(Lines of data)
┌──

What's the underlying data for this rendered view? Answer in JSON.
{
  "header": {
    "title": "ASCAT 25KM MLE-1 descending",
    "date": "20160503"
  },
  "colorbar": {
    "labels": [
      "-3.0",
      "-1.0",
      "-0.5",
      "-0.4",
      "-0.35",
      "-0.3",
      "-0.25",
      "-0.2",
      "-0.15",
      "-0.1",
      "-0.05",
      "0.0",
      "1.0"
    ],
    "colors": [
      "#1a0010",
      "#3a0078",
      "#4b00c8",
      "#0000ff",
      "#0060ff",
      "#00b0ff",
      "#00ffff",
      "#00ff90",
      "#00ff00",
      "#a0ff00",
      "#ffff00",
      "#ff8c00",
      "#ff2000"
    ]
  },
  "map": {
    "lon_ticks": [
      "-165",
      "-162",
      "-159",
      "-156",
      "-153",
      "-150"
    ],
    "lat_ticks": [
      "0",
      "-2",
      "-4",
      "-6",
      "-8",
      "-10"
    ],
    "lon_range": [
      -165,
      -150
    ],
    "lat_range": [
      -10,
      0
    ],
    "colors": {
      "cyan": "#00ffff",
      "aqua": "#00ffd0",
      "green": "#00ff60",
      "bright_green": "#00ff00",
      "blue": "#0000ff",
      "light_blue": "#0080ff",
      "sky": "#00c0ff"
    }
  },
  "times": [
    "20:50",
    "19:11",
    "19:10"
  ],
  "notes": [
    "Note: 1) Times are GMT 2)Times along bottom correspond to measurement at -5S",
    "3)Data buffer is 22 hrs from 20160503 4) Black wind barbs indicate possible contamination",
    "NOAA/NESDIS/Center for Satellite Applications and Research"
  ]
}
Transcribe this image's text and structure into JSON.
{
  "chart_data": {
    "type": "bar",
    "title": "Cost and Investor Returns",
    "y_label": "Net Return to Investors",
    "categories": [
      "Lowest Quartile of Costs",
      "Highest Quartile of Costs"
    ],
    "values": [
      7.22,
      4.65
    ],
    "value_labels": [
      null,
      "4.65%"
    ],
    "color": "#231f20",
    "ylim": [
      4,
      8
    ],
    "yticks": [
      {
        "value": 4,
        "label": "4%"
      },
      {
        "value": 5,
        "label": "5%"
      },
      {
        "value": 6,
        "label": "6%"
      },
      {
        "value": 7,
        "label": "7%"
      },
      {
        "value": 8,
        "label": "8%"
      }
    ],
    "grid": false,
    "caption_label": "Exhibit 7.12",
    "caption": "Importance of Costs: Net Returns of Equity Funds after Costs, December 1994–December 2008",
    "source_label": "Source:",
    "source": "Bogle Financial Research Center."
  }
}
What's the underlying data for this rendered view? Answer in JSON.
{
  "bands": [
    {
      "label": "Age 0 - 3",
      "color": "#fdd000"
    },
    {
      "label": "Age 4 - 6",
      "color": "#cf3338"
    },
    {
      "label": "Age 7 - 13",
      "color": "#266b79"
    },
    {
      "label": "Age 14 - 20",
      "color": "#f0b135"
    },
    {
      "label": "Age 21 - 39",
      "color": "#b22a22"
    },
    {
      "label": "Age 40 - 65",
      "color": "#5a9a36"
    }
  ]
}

└──

**Objective**
Retype the data exactly as given.

**Task result**
What's the underlying data for this rendered view? Answer in JSON.
{
  "header": {
    "title": "ASCAT 25KM MLE-1 descending",
    "date": "20160503"
  },
  "colorbar": {
    "labels": [
      "-3.0",
      "-1.0",
      "-0.5",
      "-0.4",
      "-0.35",
      "-0.3",
      "-0.25",
      "-0.2",
      "-0.15",
      "-0.1",
      "-0.05",
      "0.0",
      "1.0"
    ],
    "colors": [
      "#1a0010",
      "#3a0078",
      "#4b00c8",
      "#0000ff",
      "#0060ff",
      "#00b0ff",
      "#00ffff",
      "#00ff90",
      "#00ff00",
      "#a0ff00",
      "#ffff00",
      "#ff8c00",
      "#ff2000"
    ]
  },
  "map": {
    "lon_ticks": [
      "-165",
      "-162",
      "-159",
      "-156",
      "-153",
      "-150"
    ],
    "lat_ticks": [
      "0",
      "-2",
      "-4",
      "-6",
      "-8",
      "-10"
    ],
    "lon_range": [
      -165,
      -150
    ],
    "lat_range": [
      -10,
      0
    ],
    "colors": {
      "cyan": "#00ffff",
      "aqua": "#00ffd0",
      "green": "#00ff60",
      "bright_green": "#00ff00",
      "blue": "#0000ff",
      "light_blue": "#0080ff",
      "sky": "#00c0ff"
    }
  },
  "times": [
    "20:50",
    "19:11",
    "19:10"
  ],
  "notes": [
    "Note: 1) Times are GMT 2)Times along bottom correspond to measurement at -5S",
    "3)Data buffer is 22 hrs from 20160503 4) Black wind barbs indicate possible contamination",
    "NOAA/NESDIS/Center for Satellite Applications and Research"
  ]
}
Transcribe this image's text and structure into JSON.
{
  "chart_data": {
    "type": "bar",
    "title": "Cost and Investor Returns",
    "y_label": "Net Return to Investors",
    "categories": [
      "Lowest Quartile of Costs",
      "Highest Quartile of Costs"
    ],
    "values": [
      7.22,
      4.65
    ],
    "value_labels": [
      null,
      "4.65%"
    ],
    "color": "#231f20",
    "ylim": [
      4,
      8
    ],
    "yticks": [
      {
        "value": 4,
        "label": "4%"
      },
      {
        "value": 5,
        "label": "5%"
      },
      {
        "value": 6,
        "label": "6%"
      },
      {
        "value": 7,
        "label": "7%"
      },
      {
        "value": 8,
        "label": "8%"
      }
    ],
    "grid": false,
    "caption_label": "Exhibit 7.12",
    "caption": "Importance of Costs: Net Returns of Equity Funds after Costs, December 1994–December 2008",
    "source_label": "Source:",
    "source": "Bogle Financial Research Center."
  }
}
What's the underlying data for this rendered view? Answer in JSON.
{
  "bands": [
    {
      "label": "Age 0 - 3",
      "color": "#fdd000"
    },
    {
      "label": "Age 4 - 6",
      "color": "#cf3338"
    },
    {
      "label": "Age 7 - 13",
      "color": "#266b79"
    },
    {
      "label": "Age 14 - 20",
      "color": "#f0b135"
    },
    {
      "label": "Age 21 - 39",
      "color": "#b22a22"
    },
    {
      "label": "Age 40 - 65",
      "color": "#5a9a36"
    }
  ]
}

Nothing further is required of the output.